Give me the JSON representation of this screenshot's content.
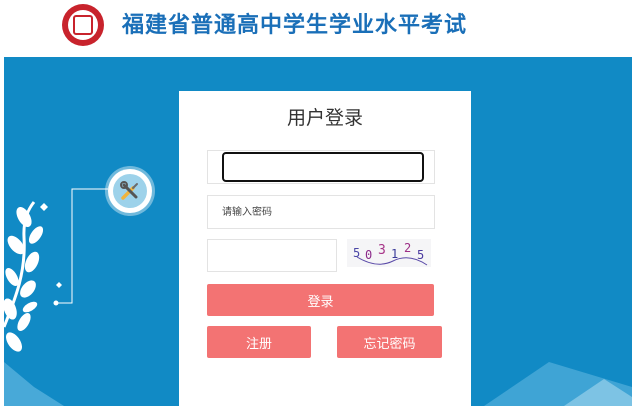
{
  "header": {
    "title": "福建省普通高中学生学业水平考试",
    "logo_icon": "emblem-seal-icon",
    "brand_color": "#1a6fb8",
    "seal_color": "#c8232c"
  },
  "main": {
    "background_color": "#118ac5",
    "decor_icon": "wrench-screwdriver-tools-icon"
  },
  "login": {
    "title": "用户登录",
    "username": {
      "value": "",
      "placeholder": ""
    },
    "password": {
      "value": "",
      "placeholder": "请输入密码"
    },
    "captcha": {
      "value": "",
      "placeholder": "",
      "chars": [
        "5",
        "0",
        "3",
        "1",
        "2",
        "5"
      ],
      "colors": [
        "#4a46a6",
        "#8b2a8a",
        "#a73388",
        "#3b3b9a",
        "#9c2f86",
        "#4a3aa0"
      ]
    },
    "login_label": "登录",
    "register_label": "注册",
    "forgot_label": "忘记密码",
    "button_color": "#f37373"
  }
}
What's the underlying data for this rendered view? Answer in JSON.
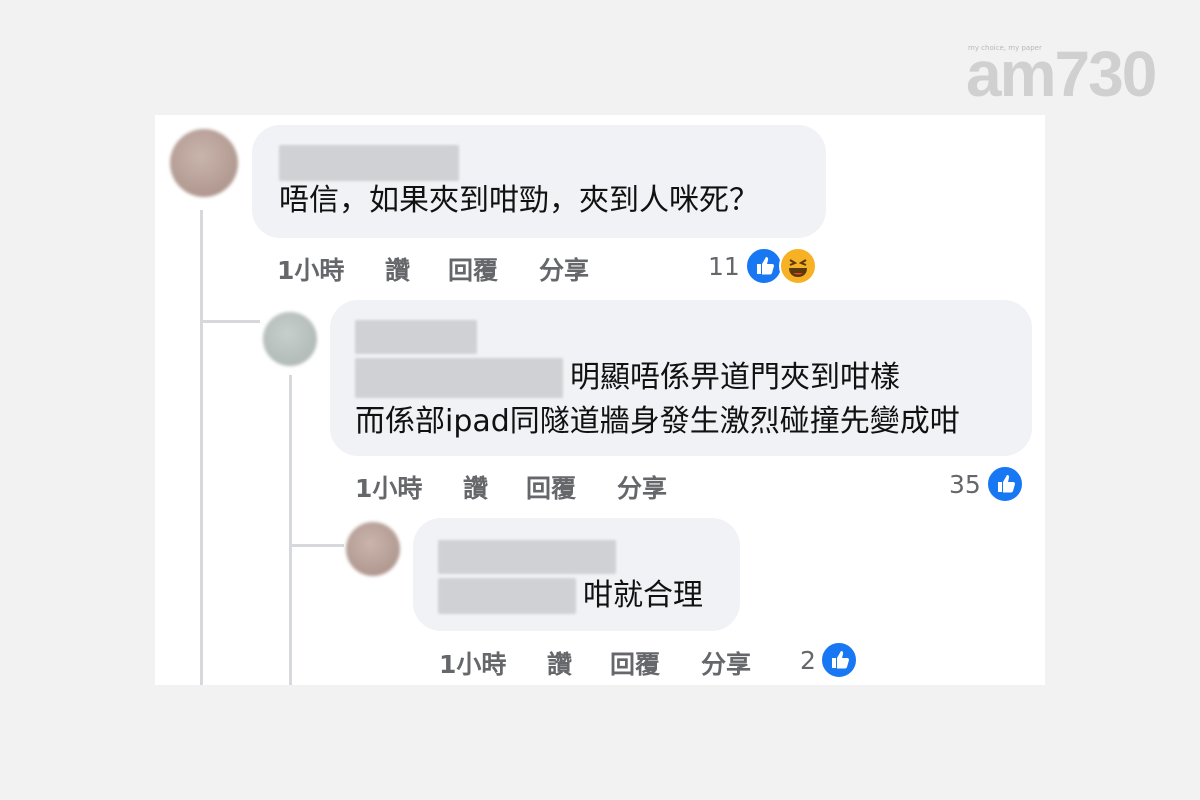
{
  "brand": {
    "tagline": "my choice, my paper",
    "logo_text": "am730"
  },
  "comments": [
    {
      "text_lines": [
        "唔信，如果夾到咁勁，夾到人咪死？"
      ],
      "time": "1小時",
      "like_label": "讚",
      "reply_label": "回覆",
      "share_label": "分享",
      "reaction_count": "11",
      "reactions": [
        "like-icon",
        "haha-icon"
      ]
    },
    {
      "text_lines": [
        "明顯唔係畀道門夾到咁樣",
        "而係部ipad同隧道牆身發生激烈碰撞先變成咁"
      ],
      "time": "1小時",
      "like_label": "讚",
      "reply_label": "回覆",
      "share_label": "分享",
      "reaction_count": "35",
      "reactions": [
        "like-icon"
      ]
    },
    {
      "text_lines": [
        "咁就合理"
      ],
      "time": "1小時",
      "like_label": "讚",
      "reply_label": "回覆",
      "share_label": "分享",
      "reaction_count": "2",
      "reactions": [
        "like-icon"
      ]
    }
  ],
  "colors": {
    "like_blue": "#1877f2",
    "bubble_bg": "#f0f2f5",
    "meta_gray": "#65676b"
  }
}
-*-
> Goal of the exercise: Reproduce the material in full, word for word, and omit the pictures.

> The solution:
Give me the JSON representation of this screenshot's content.
{
  "header": {
    "title": "福建省普通高中学生学业水平考试",
    "logo_icon": "emblem-seal-icon",
    "brand_color": "#1a6fb8",
    "seal_color": "#c8232c"
  },
  "main": {
    "background_color": "#118ac5",
    "decor_icon": "wrench-screwdriver-tools-icon"
  },
  "login": {
    "title": "用户登录",
    "username": {
      "value": "",
      "placeholder": ""
    },
    "password": {
      "value": "",
      "placeholder": "请输入密码"
    },
    "captcha": {
      "value": "",
      "placeholder": "",
      "chars": [
        "5",
        "0",
        "3",
        "1",
        "2",
        "5"
      ],
      "colors": [
        "#4a46a6",
        "#8b2a8a",
        "#a73388",
        "#3b3b9a",
        "#9c2f86",
        "#4a3aa0"
      ]
    },
    "login_label": "登录",
    "register_label": "注册",
    "forgot_label": "忘记密码",
    "button_color": "#f37373"
  }
}
What's the underlying data for this rendered view? Answer in JSON.
{
  "brand": {
    "tagline": "my choice, my paper",
    "logo_text": "am730"
  },
  "comments": [
    {
      "text_lines": [
        "唔信，如果夾到咁勁，夾到人咪死？"
      ],
      "time": "1小時",
      "like_label": "讚",
      "reply_label": "回覆",
      "share_label": "分享",
      "reaction_count": "11",
      "reactions": [
        "like-icon",
        "haha-icon"
      ]
    },
    {
      "text_lines": [
        "明顯唔係畀道門夾到咁樣",
        "而係部ipad同隧道牆身發生激烈碰撞先變成咁"
      ],
      "time": "1小時",
      "like_label": "讚",
      "reply_label": "回覆",
      "share_label": "分享",
      "reaction_count": "35",
      "reactions": [
        "like-icon"
      ]
    },
    {
      "text_lines": [
        "咁就合理"
      ],
      "time": "1小時",
      "like_label": "讚",
      "reply_label": "回覆",
      "share_label": "分享",
      "reaction_count": "2",
      "reactions": [
        "like-icon"
      ]
    }
  ],
  "colors": {
    "like_blue": "#1877f2",
    "bubble_bg": "#f0f2f5",
    "meta_gray": "#65676b"
  }
}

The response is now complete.